Direction
Without including any pictures, write out all the entries exactly.

(Dataset entries on figures)
******************************
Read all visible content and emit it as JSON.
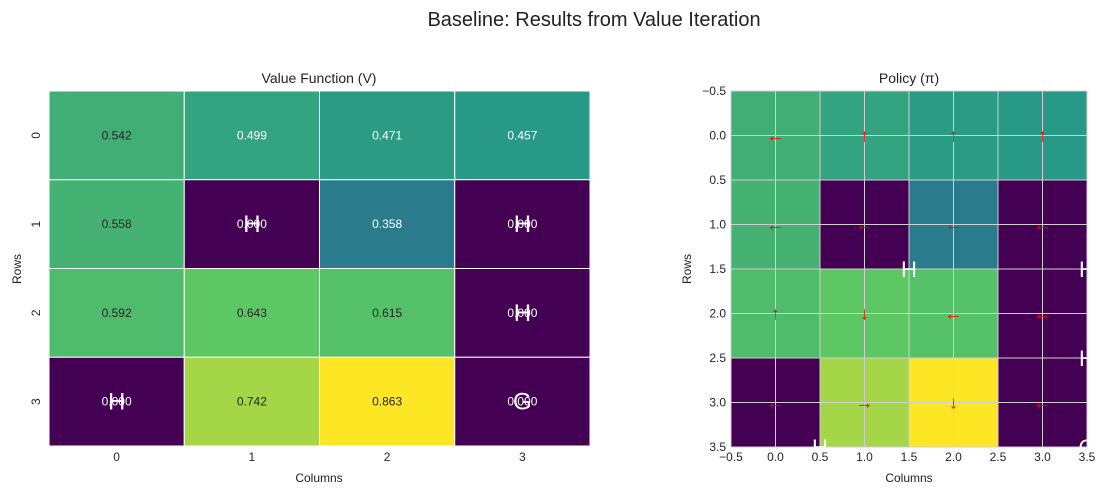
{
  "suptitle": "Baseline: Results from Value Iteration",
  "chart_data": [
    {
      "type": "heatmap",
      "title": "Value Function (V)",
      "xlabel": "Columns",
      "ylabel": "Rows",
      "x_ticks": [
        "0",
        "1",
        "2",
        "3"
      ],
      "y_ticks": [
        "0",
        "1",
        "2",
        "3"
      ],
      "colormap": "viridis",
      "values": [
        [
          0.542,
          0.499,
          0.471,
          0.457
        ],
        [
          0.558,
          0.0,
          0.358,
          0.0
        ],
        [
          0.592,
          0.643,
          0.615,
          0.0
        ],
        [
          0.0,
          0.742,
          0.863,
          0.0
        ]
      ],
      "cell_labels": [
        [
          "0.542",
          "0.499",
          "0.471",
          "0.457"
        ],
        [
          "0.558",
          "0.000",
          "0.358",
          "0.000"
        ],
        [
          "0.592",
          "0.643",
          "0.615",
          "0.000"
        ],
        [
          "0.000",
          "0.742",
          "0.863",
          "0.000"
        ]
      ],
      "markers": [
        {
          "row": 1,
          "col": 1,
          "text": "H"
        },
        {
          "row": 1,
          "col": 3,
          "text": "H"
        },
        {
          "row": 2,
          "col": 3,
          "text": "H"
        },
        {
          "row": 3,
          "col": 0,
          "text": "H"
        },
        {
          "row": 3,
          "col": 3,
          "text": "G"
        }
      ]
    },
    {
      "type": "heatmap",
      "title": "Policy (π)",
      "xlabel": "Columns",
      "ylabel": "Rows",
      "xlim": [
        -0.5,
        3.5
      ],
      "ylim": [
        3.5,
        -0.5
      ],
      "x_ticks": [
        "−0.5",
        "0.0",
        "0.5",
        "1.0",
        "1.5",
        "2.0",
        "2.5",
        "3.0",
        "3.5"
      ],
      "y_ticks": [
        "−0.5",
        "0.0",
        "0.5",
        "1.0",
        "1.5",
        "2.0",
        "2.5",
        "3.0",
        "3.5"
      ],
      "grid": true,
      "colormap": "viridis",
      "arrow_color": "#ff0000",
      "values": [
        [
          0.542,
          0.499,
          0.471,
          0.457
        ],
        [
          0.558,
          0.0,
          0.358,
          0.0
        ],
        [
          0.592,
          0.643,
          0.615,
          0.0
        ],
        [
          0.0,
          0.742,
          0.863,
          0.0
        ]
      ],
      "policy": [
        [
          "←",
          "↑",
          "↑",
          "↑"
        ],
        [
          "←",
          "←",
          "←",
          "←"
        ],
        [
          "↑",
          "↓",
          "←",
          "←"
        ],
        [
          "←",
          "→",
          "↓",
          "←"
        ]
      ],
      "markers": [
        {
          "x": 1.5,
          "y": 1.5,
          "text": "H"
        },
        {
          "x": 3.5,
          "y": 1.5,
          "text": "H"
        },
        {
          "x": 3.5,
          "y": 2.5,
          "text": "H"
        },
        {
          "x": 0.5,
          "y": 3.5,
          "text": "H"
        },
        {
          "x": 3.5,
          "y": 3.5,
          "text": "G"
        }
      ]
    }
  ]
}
******************************
Answer for this exercise
Read all visible content and emit it as JSON.
{
  "suptitle": "Baseline: Results from Value Iteration",
  "chart_data": [
    {
      "type": "heatmap",
      "title": "Value Function (V)",
      "xlabel": "Columns",
      "ylabel": "Rows",
      "x_ticks": [
        "0",
        "1",
        "2",
        "3"
      ],
      "y_ticks": [
        "0",
        "1",
        "2",
        "3"
      ],
      "colormap": "viridis",
      "values": [
        [
          0.542,
          0.499,
          0.471,
          0.457
        ],
        [
          0.558,
          0.0,
          0.358,
          0.0
        ],
        [
          0.592,
          0.643,
          0.615,
          0.0
        ],
        [
          0.0,
          0.742,
          0.863,
          0.0
        ]
      ],
      "cell_labels": [
        [
          "0.542",
          "0.499",
          "0.471",
          "0.457"
        ],
        [
          "0.558",
          "0.000",
          "0.358",
          "0.000"
        ],
        [
          "0.592",
          "0.643",
          "0.615",
          "0.000"
        ],
        [
          "0.000",
          "0.742",
          "0.863",
          "0.000"
        ]
      ],
      "markers": [
        {
          "row": 1,
          "col": 1,
          "text": "H"
        },
        {
          "row": 1,
          "col": 3,
          "text": "H"
        },
        {
          "row": 2,
          "col": 3,
          "text": "H"
        },
        {
          "row": 3,
          "col": 0,
          "text": "H"
        },
        {
          "row": 3,
          "col": 3,
          "text": "G"
        }
      ]
    },
    {
      "type": "heatmap",
      "title": "Policy (π)",
      "xlabel": "Columns",
      "ylabel": "Rows",
      "xlim": [
        -0.5,
        3.5
      ],
      "ylim": [
        3.5,
        -0.5
      ],
      "x_ticks": [
        "−0.5",
        "0.0",
        "0.5",
        "1.0",
        "1.5",
        "2.0",
        "2.5",
        "3.0",
        "3.5"
      ],
      "y_ticks": [
        "−0.5",
        "0.0",
        "0.5",
        "1.0",
        "1.5",
        "2.0",
        "2.5",
        "3.0",
        "3.5"
      ],
      "grid": true,
      "colormap": "viridis",
      "arrow_color": "#ff0000",
      "values": [
        [
          0.542,
          0.499,
          0.471,
          0.457
        ],
        [
          0.558,
          0.0,
          0.358,
          0.0
        ],
        [
          0.592,
          0.643,
          0.615,
          0.0
        ],
        [
          0.0,
          0.742,
          0.863,
          0.0
        ]
      ],
      "policy": [
        [
          "←",
          "↑",
          "↑",
          "↑"
        ],
        [
          "←",
          "←",
          "←",
          "←"
        ],
        [
          "↑",
          "↓",
          "←",
          "←"
        ],
        [
          "←",
          "→",
          "↓",
          "←"
        ]
      ],
      "markers": [
        {
          "x": 1.5,
          "y": 1.5,
          "text": "H"
        },
        {
          "x": 3.5,
          "y": 1.5,
          "text": "H"
        },
        {
          "x": 3.5,
          "y": 2.5,
          "text": "H"
        },
        {
          "x": 0.5,
          "y": 3.5,
          "text": "H"
        },
        {
          "x": 3.5,
          "y": 3.5,
          "text": "G"
        }
      ]
    }
  ]
}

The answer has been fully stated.